> _EXTRACT_:

An aerial view of Sunoco Pipeline's Mariner East 2 construction in rural Pennsylvania. Plans for a new construction technique in some locations have prompted a new round of community resistance.
Sunoco’s plan to change the construction of its Mariner East 2 pipeline in Chester County’s West Whiteland Township is stirring opposition from residents and local lawmakers only four months after a botched drilling operation there spilled fluid, punctured an aquifer and turned drinking water cloudy in some private wells.

The company wants to abandon its controversial method of horizontal directional drilling (HDD) at two West Whiteland sites where a court temporarily halted the practice last summer as part of a statewide action in response to dozens of spills along the 350-mile route.

The Environmental Hearing Board ordered Sunoco to conduct a “re-evaluation” of 63 sites where fluid was spilled, in an effort to determine whether local geology was suitable to the drilling technique even though state permits were issued and construction was underway.

At the points where the pipeline route crosses North Pottstown Pike and Swedesford Road, an independent geologist hired by Sunoco concluded, horizontal drilling should either be sharply curtailed or scrapped altogether, because continuing the work would likely result in more spills.

At the Pottstown Pike site, the consultant said, the drilling would likely have the same result because of a “fractured” geological formation some 70 feet below the surface.

“Based on the further analysis of the underlying geology and hydrogeological factors such as fractured geology, cobble and voids, the original design was determined to pose a moderate to high risk of subsurface and/or surface loss of drilling fluid,” the report by Groundwater & Environmental Services said.

At the Swedesford Road site, the drilling technique is unsuited to the limestone geology, and a method should be used that won’t spill drilling fluids, the report said.

Sunoco has accepted the geologist’s reports, and is now proposing to build the pipeline in an open trench and through a conventional bore at the West Whiteland sites, according to two “re-evaluation” documents on the Department of Environmental Protection’s web site.

But the new plan has already sparked protests by West Whiteland residents and some of their elected representatives even before DEP decides whether to approve it.

“While Sunoco has gone through the motions of re-evaluation, it is clear that the information provided is insufficient,” said State Senator Andy Dinniman, a Democrat whose Chester County district includes West Whiteland.

In a Nov. 22 letter to DEP, Dinniman said Sunoco’s plan for the Pottstown Pike site does not examine the environmental impact of open-trench and conventional bore construction, fails to discuss the possibility of sinkholes – one of which recently opened up on private property in the township – and urged officials to take stronger measures to ensure that pipeline construction does not affect private water wells.

He called on DEP to reject the report as incomplete, to require Sunoco to do a “complete” impact evaluation, and to hold public hearings. DEP did not respond to a request for comment.

Sunoco spokesman Jeff Shields said the company has decided that open-trench construction will “best protect the area’s water resources” at the sites. He said the company awaits approval from DEP, and does not expect the changes to affect the pipeline’s overall construction schedule, which is due to end sometime in the second quarter of 2018. He declined to respond to Dinniman’s criticism.

When complete, the $2.5 billion pipeline will carry ethane, butane and propane from the Marcellus Shale of southwestern Pennsylvania to a terminal at Marcus Hook near Philadelphia, where most of it will be exported. It has been under construction since February.

> _MATERIAL PROVIDED_:
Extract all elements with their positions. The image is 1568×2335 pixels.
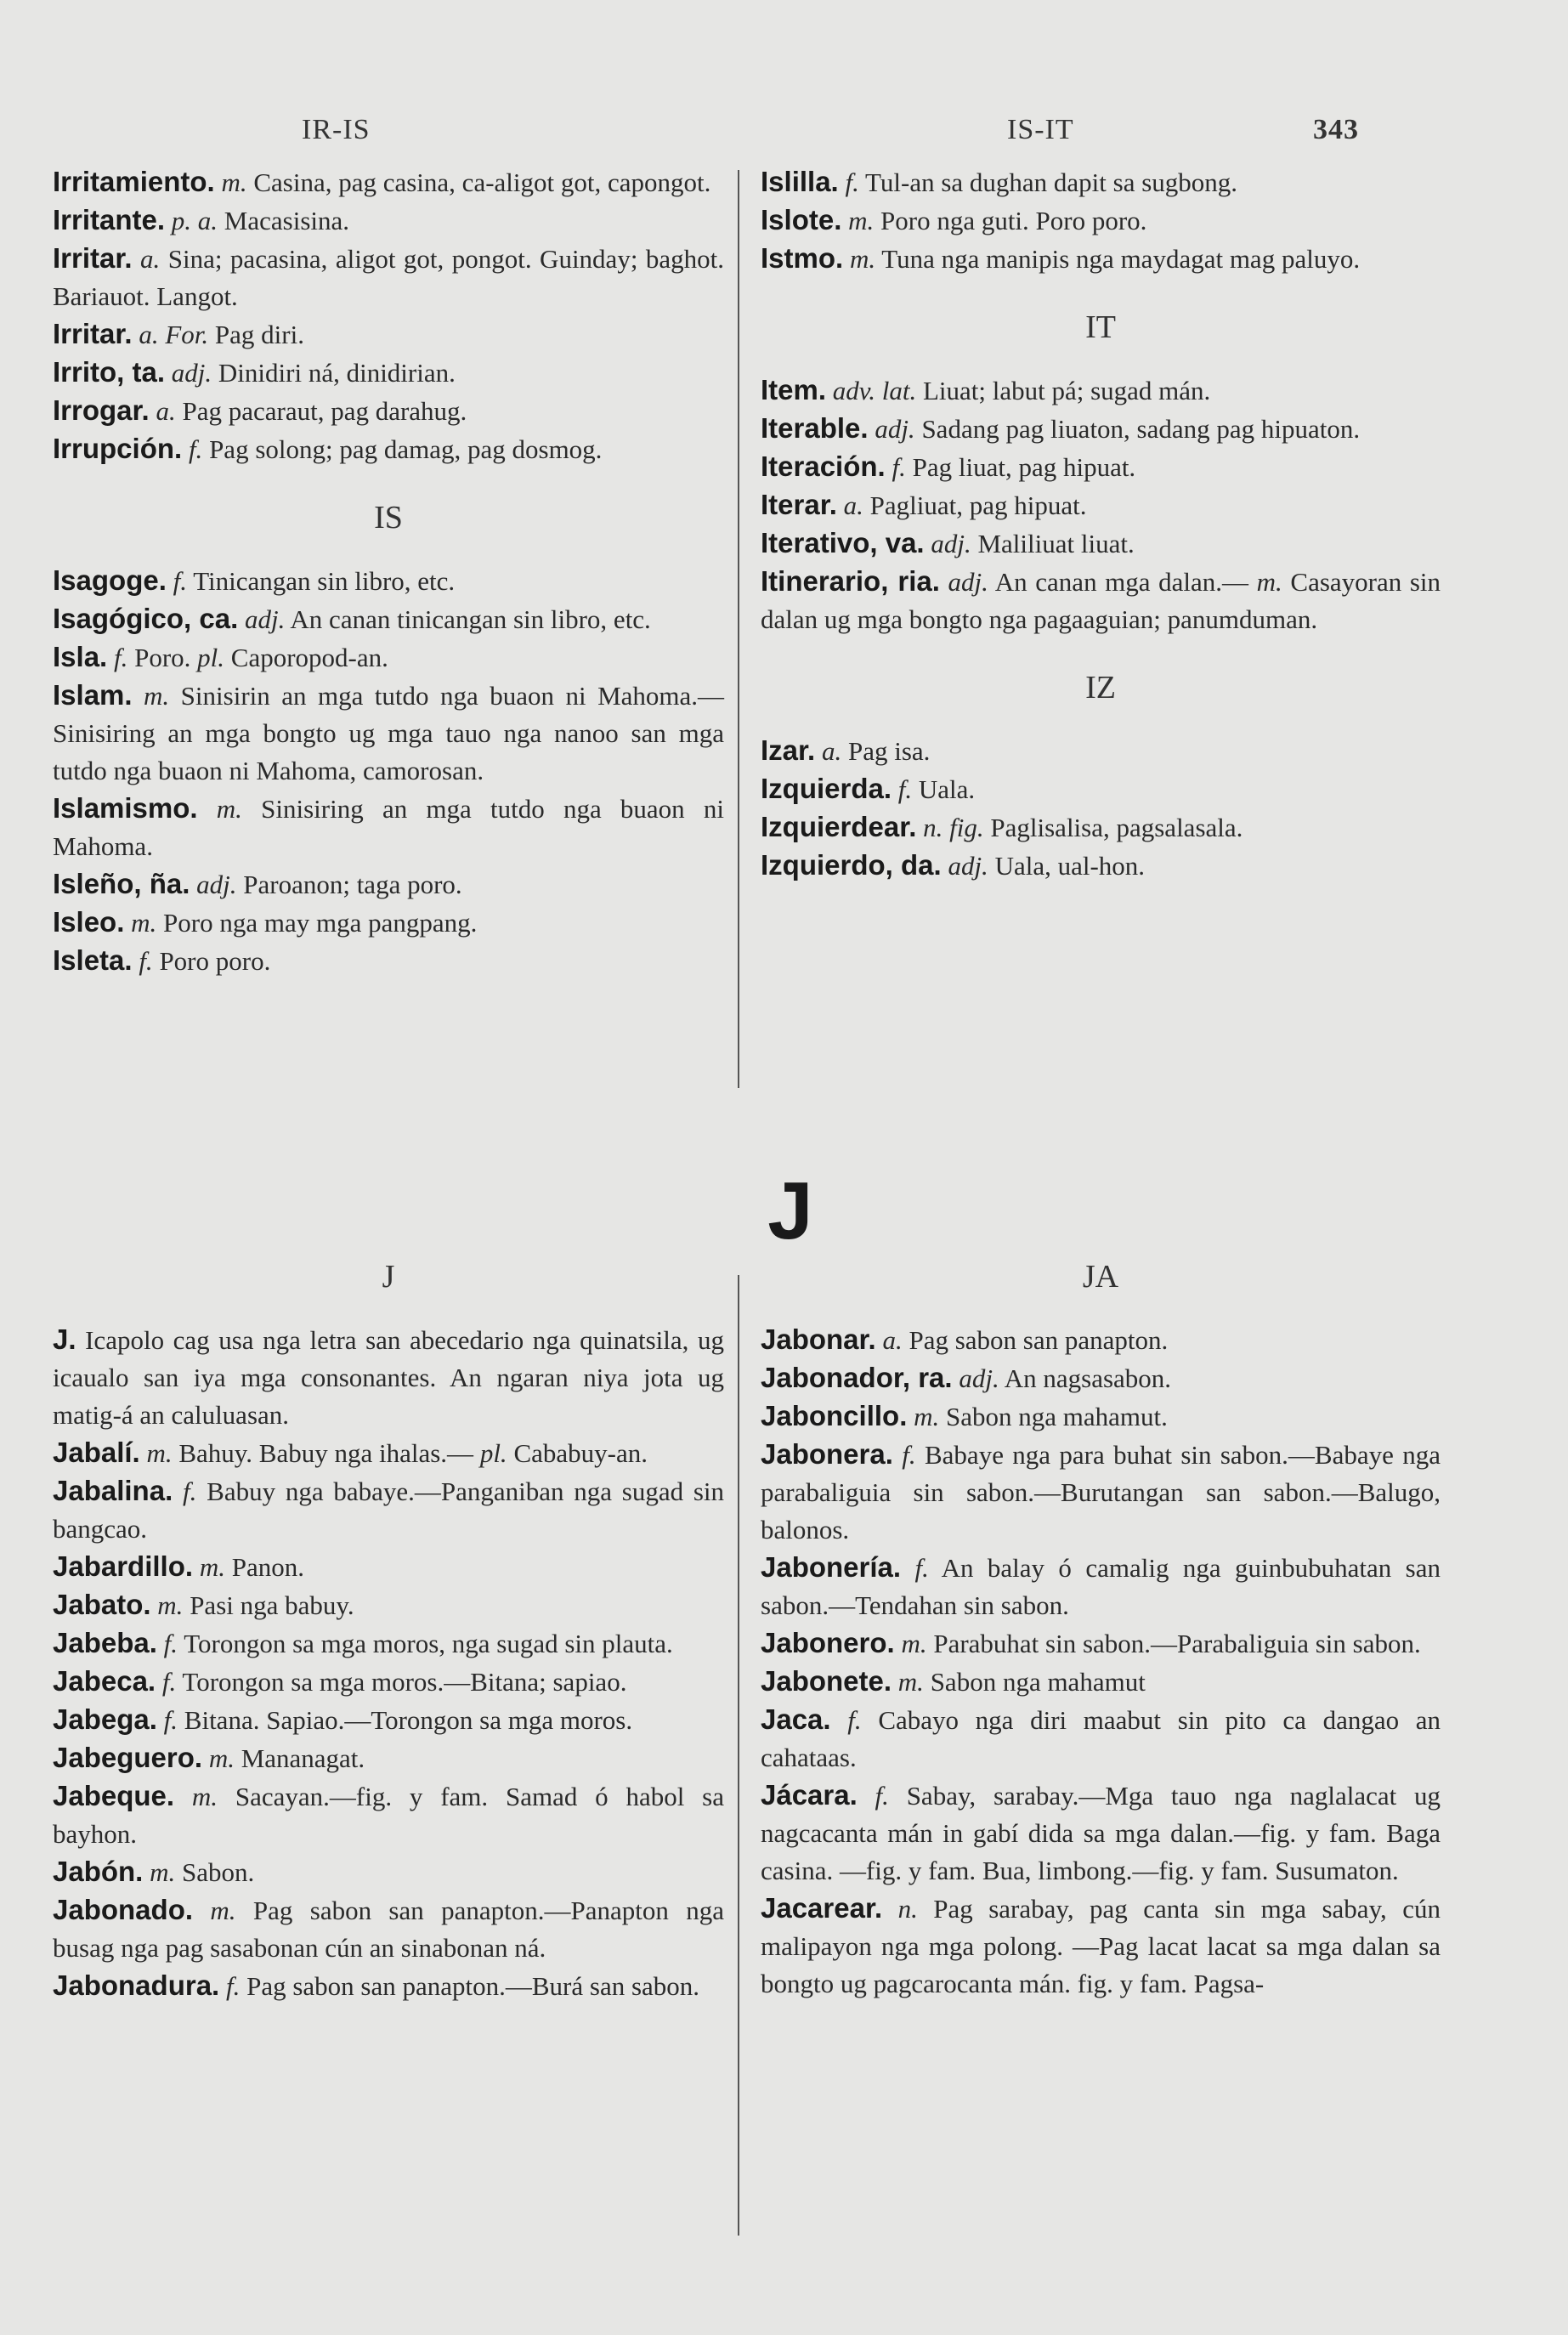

> _WORK REQUIRED_:
Answer these from the pipeline article above.
1. How many sites did the Environmental Hearing Board order Sunoco to re-evaluate?
2. How far below the surface is the fractured formation at the Pottstown Pike site?
3. What three products will the finished pipeline carry?

> _ANSWER IN FULL_:
1. 63 sites.
2. About 70 feet.
3. Ethane, butane and propane.